_GOAL_. What is the count of lines in the listing below that hold the string "type"? Reply with that number alone.

--- START OF DATA FOR PROCESSING ---

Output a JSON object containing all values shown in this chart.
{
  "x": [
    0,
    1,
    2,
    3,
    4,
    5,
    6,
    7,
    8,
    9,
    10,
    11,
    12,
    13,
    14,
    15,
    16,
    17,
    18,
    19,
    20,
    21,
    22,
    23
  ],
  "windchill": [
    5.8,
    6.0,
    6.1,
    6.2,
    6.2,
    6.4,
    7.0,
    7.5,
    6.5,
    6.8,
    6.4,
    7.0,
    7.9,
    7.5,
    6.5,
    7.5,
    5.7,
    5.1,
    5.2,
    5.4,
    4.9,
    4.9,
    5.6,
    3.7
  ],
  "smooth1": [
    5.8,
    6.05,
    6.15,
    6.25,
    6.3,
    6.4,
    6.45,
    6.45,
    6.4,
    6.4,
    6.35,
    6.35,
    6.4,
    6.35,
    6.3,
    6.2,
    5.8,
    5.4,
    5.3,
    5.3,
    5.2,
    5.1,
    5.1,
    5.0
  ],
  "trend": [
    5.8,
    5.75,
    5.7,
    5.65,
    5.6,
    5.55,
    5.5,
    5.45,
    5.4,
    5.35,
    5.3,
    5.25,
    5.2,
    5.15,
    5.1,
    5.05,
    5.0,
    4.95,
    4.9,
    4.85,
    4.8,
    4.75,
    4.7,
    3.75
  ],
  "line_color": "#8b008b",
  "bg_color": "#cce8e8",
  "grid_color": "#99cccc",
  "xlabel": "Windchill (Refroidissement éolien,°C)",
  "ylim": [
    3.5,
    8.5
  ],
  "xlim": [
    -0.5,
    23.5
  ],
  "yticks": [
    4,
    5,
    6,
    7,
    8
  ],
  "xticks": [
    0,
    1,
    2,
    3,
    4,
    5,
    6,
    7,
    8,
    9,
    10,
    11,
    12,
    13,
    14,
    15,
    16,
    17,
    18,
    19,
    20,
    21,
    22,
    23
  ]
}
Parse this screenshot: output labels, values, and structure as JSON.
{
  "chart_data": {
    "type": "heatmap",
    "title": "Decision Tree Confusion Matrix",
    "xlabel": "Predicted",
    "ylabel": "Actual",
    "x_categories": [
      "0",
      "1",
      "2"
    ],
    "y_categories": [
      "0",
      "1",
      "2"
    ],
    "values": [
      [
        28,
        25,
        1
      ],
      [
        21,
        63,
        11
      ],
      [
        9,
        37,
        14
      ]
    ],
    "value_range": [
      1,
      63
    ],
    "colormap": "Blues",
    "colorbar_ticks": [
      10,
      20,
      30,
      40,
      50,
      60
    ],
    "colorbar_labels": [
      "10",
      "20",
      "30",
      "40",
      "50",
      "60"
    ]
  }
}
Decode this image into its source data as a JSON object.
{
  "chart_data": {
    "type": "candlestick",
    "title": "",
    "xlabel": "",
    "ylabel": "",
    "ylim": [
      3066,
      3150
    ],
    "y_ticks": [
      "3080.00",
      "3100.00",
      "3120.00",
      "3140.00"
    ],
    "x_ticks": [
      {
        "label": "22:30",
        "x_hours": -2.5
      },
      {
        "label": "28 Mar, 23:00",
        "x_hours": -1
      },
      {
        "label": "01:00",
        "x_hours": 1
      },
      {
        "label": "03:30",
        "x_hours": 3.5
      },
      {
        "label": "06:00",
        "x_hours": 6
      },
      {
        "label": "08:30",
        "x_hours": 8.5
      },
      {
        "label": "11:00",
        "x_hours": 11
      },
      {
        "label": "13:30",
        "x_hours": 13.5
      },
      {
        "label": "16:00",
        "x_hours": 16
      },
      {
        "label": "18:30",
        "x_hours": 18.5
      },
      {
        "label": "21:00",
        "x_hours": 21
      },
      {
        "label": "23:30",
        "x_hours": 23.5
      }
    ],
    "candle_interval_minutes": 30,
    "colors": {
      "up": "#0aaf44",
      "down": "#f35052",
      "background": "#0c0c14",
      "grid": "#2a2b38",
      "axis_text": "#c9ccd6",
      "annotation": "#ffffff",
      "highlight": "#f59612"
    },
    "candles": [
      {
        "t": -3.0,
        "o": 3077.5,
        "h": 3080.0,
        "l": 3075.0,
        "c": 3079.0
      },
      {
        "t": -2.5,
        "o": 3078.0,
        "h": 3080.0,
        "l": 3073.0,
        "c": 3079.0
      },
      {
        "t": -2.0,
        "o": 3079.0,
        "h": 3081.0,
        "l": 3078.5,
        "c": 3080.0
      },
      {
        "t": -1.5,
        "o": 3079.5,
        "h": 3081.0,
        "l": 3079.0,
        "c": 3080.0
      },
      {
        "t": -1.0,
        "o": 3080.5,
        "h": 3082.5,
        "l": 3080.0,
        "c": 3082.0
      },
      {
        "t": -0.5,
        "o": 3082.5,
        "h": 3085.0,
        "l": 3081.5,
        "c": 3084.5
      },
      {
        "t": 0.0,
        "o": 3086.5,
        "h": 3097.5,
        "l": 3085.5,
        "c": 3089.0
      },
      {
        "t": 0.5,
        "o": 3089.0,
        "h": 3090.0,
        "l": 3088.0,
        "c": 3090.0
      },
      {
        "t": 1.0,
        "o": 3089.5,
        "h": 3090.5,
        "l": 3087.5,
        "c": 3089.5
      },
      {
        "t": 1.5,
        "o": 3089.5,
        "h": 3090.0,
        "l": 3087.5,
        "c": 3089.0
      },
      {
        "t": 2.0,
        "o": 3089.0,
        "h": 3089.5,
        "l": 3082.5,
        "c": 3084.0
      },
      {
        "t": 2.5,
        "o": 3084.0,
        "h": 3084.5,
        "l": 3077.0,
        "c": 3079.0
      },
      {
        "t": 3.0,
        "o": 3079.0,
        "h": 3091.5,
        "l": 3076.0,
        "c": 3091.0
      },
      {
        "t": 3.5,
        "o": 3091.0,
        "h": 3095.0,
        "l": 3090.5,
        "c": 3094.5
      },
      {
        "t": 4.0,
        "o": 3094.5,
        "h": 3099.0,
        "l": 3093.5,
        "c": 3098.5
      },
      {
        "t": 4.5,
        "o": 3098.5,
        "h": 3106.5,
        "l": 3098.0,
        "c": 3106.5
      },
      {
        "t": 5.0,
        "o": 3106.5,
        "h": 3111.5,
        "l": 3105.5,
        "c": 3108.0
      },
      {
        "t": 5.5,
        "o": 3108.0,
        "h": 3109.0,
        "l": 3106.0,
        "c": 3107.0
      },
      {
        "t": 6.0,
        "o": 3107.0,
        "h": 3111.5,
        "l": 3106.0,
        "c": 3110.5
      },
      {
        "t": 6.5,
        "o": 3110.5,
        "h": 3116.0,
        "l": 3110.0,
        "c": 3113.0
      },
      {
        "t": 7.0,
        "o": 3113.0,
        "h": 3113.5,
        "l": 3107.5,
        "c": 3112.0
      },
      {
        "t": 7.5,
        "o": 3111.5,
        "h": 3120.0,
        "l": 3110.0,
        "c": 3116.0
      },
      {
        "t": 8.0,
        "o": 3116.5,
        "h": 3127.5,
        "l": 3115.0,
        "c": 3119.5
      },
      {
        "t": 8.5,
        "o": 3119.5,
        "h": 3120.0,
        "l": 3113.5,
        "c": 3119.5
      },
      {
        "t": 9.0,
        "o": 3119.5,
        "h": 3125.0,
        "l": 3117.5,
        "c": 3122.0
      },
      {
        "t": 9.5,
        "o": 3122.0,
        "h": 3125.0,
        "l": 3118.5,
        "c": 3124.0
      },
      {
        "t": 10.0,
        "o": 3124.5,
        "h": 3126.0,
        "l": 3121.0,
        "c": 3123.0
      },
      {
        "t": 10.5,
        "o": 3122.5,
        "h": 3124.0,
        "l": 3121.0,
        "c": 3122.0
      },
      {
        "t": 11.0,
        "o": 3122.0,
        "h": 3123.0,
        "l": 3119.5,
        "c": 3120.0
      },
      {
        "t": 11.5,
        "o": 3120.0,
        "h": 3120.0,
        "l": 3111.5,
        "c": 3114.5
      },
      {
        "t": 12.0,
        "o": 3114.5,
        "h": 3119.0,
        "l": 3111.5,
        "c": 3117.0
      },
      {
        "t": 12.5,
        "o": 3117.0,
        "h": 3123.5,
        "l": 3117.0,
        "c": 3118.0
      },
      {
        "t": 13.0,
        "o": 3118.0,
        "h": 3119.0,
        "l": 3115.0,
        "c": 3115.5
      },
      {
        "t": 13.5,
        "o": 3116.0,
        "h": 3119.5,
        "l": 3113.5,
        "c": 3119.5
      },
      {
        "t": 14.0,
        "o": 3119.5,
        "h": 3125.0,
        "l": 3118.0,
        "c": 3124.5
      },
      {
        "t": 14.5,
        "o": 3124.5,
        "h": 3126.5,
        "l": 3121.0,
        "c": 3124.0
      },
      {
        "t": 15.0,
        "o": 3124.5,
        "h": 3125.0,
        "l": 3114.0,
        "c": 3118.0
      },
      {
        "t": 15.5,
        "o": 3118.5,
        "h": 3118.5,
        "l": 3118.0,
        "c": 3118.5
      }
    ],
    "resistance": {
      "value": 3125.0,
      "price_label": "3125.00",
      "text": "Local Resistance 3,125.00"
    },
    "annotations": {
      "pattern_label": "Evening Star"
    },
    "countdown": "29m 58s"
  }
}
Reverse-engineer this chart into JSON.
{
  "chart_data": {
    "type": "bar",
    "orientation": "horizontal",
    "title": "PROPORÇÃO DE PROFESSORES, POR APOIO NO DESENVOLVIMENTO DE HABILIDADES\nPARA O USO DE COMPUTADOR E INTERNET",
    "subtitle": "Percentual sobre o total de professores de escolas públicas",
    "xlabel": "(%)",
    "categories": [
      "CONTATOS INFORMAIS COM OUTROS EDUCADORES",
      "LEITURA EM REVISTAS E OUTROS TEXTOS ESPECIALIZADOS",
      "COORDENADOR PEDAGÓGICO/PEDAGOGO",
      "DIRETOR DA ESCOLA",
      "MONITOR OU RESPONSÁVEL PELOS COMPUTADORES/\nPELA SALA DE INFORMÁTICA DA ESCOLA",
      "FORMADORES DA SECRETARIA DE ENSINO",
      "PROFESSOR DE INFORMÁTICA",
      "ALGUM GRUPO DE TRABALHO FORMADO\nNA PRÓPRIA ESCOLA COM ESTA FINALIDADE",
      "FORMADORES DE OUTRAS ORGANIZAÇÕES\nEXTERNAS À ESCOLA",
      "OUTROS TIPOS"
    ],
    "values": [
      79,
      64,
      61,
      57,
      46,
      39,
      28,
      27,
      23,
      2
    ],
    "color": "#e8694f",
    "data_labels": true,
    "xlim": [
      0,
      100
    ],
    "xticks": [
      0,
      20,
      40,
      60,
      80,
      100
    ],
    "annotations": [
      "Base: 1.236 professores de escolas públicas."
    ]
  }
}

--- END OF DATA FOR PROCESSING ---

_THE OUTPUT_. 3